Aim of the exercise: Look through the listing for the word "voice". Copy each line that has it.

[Items from a dataset]
begin

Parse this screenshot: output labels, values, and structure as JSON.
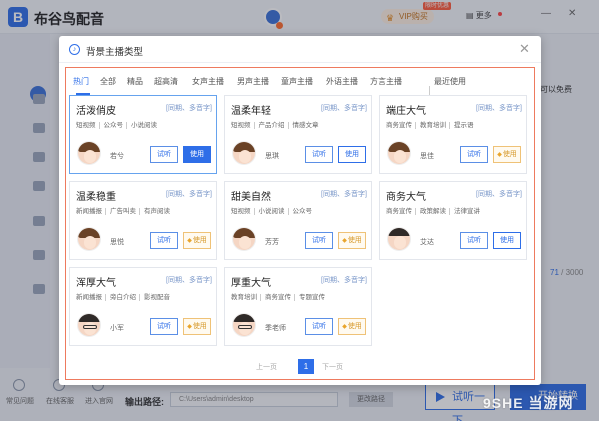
{
  "app": {
    "title": "布谷鸟配音",
    "vip_label": "VIP购买",
    "vip_tag": "限时优惠",
    "more_label": "更多"
  },
  "background": {
    "right_text": "可以免费",
    "count_current": "71",
    "count_total": "/ 3000",
    "footer": {
      "items": [
        "常见问题",
        "在线客服",
        "进入官网"
      ],
      "output_label": "输出路径:",
      "output_path": "C:\\Users\\admin\\desktop",
      "change_path": "更改路径",
      "listen_button": "试听一下",
      "convert_button": "开始转换"
    },
    "watermark": "9SHE 当游网"
  },
  "modal": {
    "title": "背景主播类型",
    "tabs": [
      "热门",
      "全部",
      "精品",
      "超高清",
      "女声主播",
      "男声主播",
      "童声主播",
      "外语主播",
      "方言主播",
      "最近使用"
    ],
    "active_tab": 0,
    "cards": [
      {
        "name": "活泼俏皮",
        "badge": "[同期、多音字]",
        "tags": [
          "短视频",
          "公众号",
          "小说阅读"
        ],
        "voice": "若兮",
        "listen": "试听",
        "use": "使用",
        "use_style": "primary",
        "avatar": "f"
      },
      {
        "name": "温柔年轻",
        "badge": "[同期、多音字]",
        "tags": [
          "短视频",
          "产品介绍",
          "情感文章"
        ],
        "voice": "思琪",
        "listen": "试听",
        "use": "使用",
        "use_style": "normal",
        "avatar": "f"
      },
      {
        "name": "端庄大气",
        "badge": "[同期、多音字]",
        "tags": [
          "商务宣传",
          "教育培训",
          "提示语"
        ],
        "voice": "思佳",
        "listen": "试听",
        "use": "使用",
        "use_style": "vip",
        "avatar": "f"
      },
      {
        "name": "温柔稳重",
        "badge": "[同期、多音字]",
        "tags": [
          "新闻播报",
          "广告叫卖",
          "有声阅读"
        ],
        "voice": "思悦",
        "listen": "试听",
        "use": "使用",
        "use_style": "vip",
        "avatar": "f"
      },
      {
        "name": "甜美自然",
        "badge": "[同期、多音字]",
        "tags": [
          "短视频",
          "小说阅读",
          "公众号"
        ],
        "voice": "芳芳",
        "listen": "试听",
        "use": "使用",
        "use_style": "vip",
        "avatar": "f"
      },
      {
        "name": "商务大气",
        "badge": "[同期、多音字]",
        "tags": [
          "商务宣传",
          "政策解读",
          "法律宣讲"
        ],
        "voice": "艾达",
        "listen": "试听",
        "use": "使用",
        "use_style": "normal",
        "avatar": "m"
      },
      {
        "name": "浑厚大气",
        "badge": "[同期、多音字]",
        "tags": [
          "新闻播报",
          "旁白介绍",
          "影视配音"
        ],
        "voice": "小军",
        "listen": "试听",
        "use": "使用",
        "use_style": "vip",
        "avatar": "g"
      },
      {
        "name": "厚重大气",
        "badge": "[同期、多音字]",
        "tags": [
          "教育培训",
          "商务宣传",
          "专题宣传"
        ],
        "voice": "季老师",
        "listen": "试听",
        "use": "使用",
        "use_style": "vip",
        "avatar": "g"
      }
    ],
    "pager": {
      "prev": "上一页",
      "current": "1",
      "next": "下一页"
    }
  }
}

end

Exercise answer:
        "voice": "若兮",
        "voice": "思琪",
        "voice": "思佳",
        "voice": "思悦",
        "voice": "芳芳",
        "voice": "艾达",
        "voice": "小军",
        "voice": "季老师",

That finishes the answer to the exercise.